===== Extracted material

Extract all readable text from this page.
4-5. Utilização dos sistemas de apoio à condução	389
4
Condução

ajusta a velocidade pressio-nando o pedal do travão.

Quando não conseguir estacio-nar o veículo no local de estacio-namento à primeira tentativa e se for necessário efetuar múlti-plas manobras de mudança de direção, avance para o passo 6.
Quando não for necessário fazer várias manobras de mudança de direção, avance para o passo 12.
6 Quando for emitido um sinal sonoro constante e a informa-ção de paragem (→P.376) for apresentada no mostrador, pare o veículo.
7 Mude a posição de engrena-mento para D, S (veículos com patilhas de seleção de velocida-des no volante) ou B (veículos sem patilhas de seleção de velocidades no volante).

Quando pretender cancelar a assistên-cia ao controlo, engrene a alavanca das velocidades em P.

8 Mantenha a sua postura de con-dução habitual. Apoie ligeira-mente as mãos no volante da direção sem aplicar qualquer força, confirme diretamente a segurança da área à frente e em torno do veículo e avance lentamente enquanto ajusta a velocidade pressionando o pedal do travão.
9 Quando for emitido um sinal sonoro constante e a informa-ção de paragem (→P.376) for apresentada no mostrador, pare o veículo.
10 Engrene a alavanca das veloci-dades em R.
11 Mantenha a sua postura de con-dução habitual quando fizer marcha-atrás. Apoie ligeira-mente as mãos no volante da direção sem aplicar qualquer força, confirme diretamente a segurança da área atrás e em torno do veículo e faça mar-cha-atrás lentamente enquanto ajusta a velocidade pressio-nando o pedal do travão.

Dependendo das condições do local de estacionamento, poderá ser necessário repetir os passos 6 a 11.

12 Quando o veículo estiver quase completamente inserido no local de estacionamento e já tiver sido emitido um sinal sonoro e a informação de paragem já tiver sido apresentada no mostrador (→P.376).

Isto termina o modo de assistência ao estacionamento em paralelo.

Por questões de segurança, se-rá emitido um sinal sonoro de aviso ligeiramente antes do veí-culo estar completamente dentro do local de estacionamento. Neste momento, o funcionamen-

==========

*Short exercise*:
Transcribe the data. Leave every line exactly as it is.

*Answer to this exercise*:
Extract all readable text from this page.
4-5. Utilização dos sistemas de apoio à condução	389
4
Condução

ajusta a velocidade pressio-nando o pedal do travão.

Quando não conseguir estacio-nar o veículo no local de estacio-namento à primeira tentativa e se for necessário efetuar múlti-plas manobras de mudança de direção, avance para o passo 6.
Quando não for necessário fazer várias manobras de mudança de direção, avance para o passo 12.
6 Quando for emitido um sinal sonoro constante e a informa-ção de paragem (→P.376) for apresentada no mostrador, pare o veículo.
7 Mude a posição de engrena-mento para D, S (veículos com patilhas de seleção de velocida-des no volante) ou B (veículos sem patilhas de seleção de velocidades no volante).

Quando pretender cancelar a assistên-cia ao controlo, engrene a alavanca das velocidades em P.

8 Mantenha a sua postura de con-dução habitual. Apoie ligeira-mente as mãos no volante da direção sem aplicar qualquer força, confirme diretamente a segurança da área à frente e em torno do veículo e avance lentamente enquanto ajusta a velocidade pressionando o pedal do travão.
9 Quando for emitido um sinal sonoro constante e a informa-ção de paragem (→P.376) for apresentada no mostrador, pare o veículo.
10 Engrene a alavanca das veloci-dades em R.
11 Mantenha a sua postura de con-dução habitual quando fizer marcha-atrás. Apoie ligeira-mente as mãos no volante da direção sem aplicar qualquer força, confirme diretamente a segurança da área atrás e em torno do veículo e faça mar-cha-atrás lentamente enquanto ajusta a velocidade pressio-nando o pedal do travão.

Dependendo das condições do local de estacionamento, poderá ser necessário repetir os passos 6 a 11.

12 Quando o veículo estiver quase completamente inserido no local de estacionamento e já tiver sido emitido um sinal sonoro e a informação de paragem já tiver sido apresentada no mostrador (→P.376).

Isto termina o modo de assistência ao estacionamento em paralelo.

Por questões de segurança, se-rá emitido um sinal sonoro de aviso ligeiramente antes do veí-culo estar completamente dentro do local de estacionamento. Neste momento, o funcionamen-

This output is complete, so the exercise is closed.